╭─ Input data

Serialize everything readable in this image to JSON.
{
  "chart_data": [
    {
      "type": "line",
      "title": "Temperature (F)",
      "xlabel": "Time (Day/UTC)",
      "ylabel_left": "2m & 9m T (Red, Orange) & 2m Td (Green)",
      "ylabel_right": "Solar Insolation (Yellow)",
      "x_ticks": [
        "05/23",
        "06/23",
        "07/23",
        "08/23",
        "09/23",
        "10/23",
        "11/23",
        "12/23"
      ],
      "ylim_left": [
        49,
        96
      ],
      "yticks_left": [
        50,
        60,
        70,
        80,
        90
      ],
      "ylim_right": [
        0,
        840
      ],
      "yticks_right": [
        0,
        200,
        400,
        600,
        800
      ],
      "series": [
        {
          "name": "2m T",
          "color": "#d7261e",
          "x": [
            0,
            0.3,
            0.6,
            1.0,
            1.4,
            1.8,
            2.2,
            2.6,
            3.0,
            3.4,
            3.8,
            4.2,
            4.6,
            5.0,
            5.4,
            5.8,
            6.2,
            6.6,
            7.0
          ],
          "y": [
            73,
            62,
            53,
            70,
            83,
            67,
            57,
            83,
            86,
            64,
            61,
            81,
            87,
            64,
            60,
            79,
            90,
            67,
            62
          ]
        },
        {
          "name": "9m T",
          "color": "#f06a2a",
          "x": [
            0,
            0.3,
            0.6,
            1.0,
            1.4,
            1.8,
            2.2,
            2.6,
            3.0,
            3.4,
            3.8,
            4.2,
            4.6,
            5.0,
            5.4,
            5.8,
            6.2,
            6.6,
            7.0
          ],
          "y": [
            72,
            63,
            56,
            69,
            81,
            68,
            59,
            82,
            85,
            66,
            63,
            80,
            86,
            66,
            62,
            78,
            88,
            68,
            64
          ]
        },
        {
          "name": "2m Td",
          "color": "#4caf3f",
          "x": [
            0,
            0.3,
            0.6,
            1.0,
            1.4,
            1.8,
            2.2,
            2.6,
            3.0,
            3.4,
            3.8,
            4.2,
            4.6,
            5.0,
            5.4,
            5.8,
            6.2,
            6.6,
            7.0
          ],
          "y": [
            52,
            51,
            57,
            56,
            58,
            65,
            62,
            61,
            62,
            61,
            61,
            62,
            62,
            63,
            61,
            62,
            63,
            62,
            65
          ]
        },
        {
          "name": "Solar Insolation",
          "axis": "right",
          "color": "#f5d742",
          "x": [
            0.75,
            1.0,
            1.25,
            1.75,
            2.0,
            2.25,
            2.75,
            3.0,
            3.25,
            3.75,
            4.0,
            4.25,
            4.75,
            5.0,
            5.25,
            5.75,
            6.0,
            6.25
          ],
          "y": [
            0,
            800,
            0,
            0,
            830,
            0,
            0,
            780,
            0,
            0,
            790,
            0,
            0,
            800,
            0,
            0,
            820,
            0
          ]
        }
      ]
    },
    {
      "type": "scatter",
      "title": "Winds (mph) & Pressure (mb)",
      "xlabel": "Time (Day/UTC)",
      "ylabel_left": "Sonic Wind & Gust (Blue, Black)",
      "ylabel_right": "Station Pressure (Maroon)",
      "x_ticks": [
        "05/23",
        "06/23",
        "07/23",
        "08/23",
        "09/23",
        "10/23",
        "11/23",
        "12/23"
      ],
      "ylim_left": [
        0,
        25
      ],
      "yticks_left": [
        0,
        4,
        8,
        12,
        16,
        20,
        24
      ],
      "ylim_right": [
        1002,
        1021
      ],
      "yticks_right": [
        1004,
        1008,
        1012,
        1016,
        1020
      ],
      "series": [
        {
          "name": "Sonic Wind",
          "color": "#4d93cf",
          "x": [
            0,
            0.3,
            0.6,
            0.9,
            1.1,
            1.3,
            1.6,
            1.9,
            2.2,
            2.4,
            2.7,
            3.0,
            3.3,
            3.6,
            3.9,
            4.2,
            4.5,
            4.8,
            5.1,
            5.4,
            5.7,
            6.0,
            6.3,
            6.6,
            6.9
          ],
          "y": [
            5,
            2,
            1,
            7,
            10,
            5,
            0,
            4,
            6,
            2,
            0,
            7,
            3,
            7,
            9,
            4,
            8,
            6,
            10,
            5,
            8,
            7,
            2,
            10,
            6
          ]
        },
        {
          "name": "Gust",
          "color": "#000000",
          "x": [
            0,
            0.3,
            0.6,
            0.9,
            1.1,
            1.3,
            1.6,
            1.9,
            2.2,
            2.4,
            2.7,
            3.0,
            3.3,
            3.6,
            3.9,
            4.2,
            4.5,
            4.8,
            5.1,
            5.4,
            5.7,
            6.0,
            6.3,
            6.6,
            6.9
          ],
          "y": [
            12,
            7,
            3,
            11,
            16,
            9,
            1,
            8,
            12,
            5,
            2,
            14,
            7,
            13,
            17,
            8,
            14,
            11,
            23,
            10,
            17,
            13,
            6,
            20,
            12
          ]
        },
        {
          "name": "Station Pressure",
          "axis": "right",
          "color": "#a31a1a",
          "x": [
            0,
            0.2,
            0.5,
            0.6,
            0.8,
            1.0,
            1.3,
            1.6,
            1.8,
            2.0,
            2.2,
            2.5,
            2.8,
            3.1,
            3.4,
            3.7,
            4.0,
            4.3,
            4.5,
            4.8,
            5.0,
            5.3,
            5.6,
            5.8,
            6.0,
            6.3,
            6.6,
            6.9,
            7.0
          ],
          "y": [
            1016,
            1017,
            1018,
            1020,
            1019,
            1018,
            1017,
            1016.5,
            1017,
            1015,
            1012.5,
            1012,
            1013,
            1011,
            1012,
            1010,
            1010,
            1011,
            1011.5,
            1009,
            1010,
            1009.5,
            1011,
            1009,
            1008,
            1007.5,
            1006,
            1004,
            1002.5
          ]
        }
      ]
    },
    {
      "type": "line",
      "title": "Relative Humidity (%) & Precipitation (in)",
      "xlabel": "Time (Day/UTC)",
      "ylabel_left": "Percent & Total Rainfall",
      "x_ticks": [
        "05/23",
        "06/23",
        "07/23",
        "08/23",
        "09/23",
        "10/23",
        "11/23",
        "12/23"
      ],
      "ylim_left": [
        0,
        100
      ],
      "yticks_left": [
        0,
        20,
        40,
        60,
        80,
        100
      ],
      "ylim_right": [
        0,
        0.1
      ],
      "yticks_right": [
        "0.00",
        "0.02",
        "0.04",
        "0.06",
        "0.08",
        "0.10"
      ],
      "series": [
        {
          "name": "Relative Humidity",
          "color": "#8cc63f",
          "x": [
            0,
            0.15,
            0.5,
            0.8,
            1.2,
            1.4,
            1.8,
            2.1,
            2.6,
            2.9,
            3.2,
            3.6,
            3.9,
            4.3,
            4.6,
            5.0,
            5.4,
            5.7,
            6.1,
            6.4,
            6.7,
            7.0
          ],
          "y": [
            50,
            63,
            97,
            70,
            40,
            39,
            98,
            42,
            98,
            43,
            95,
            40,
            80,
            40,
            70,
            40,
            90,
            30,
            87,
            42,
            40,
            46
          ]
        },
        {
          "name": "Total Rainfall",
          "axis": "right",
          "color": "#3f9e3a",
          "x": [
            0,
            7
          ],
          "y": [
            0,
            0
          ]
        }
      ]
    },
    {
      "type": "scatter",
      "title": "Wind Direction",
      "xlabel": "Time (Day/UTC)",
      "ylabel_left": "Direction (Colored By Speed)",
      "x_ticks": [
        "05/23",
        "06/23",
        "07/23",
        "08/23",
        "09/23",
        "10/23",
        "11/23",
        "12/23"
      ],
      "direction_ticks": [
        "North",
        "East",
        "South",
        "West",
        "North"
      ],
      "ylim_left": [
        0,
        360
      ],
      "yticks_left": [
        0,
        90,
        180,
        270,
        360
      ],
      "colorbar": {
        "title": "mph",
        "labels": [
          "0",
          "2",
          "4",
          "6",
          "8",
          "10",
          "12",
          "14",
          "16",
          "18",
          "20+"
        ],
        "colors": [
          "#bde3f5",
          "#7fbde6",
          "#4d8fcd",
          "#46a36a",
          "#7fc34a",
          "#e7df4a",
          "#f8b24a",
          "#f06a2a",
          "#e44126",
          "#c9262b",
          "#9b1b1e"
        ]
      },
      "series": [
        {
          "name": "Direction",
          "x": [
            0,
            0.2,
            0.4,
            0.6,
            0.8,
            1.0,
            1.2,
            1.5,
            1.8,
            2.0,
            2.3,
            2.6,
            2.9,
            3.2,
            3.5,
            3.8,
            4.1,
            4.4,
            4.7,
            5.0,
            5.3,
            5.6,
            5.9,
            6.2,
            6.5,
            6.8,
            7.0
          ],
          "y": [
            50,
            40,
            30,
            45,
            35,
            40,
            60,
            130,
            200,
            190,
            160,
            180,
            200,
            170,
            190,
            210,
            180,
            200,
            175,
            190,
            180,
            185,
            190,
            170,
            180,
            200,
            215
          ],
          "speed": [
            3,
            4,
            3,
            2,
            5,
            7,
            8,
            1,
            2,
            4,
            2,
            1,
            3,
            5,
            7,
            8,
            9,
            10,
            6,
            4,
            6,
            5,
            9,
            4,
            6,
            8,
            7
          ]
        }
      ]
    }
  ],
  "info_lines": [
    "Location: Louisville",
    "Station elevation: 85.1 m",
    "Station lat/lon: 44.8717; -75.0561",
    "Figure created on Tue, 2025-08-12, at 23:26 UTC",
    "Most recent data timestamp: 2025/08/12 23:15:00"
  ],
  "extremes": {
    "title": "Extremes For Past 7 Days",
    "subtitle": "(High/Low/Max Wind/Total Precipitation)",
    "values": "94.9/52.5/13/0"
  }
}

╰─

Directions for this task -
Every line in the data that holds "Insolation" should be copied out.

Full output -
      "ylabel_right": "Solar Insolation (Yellow)",
          "name": "Solar Insolation",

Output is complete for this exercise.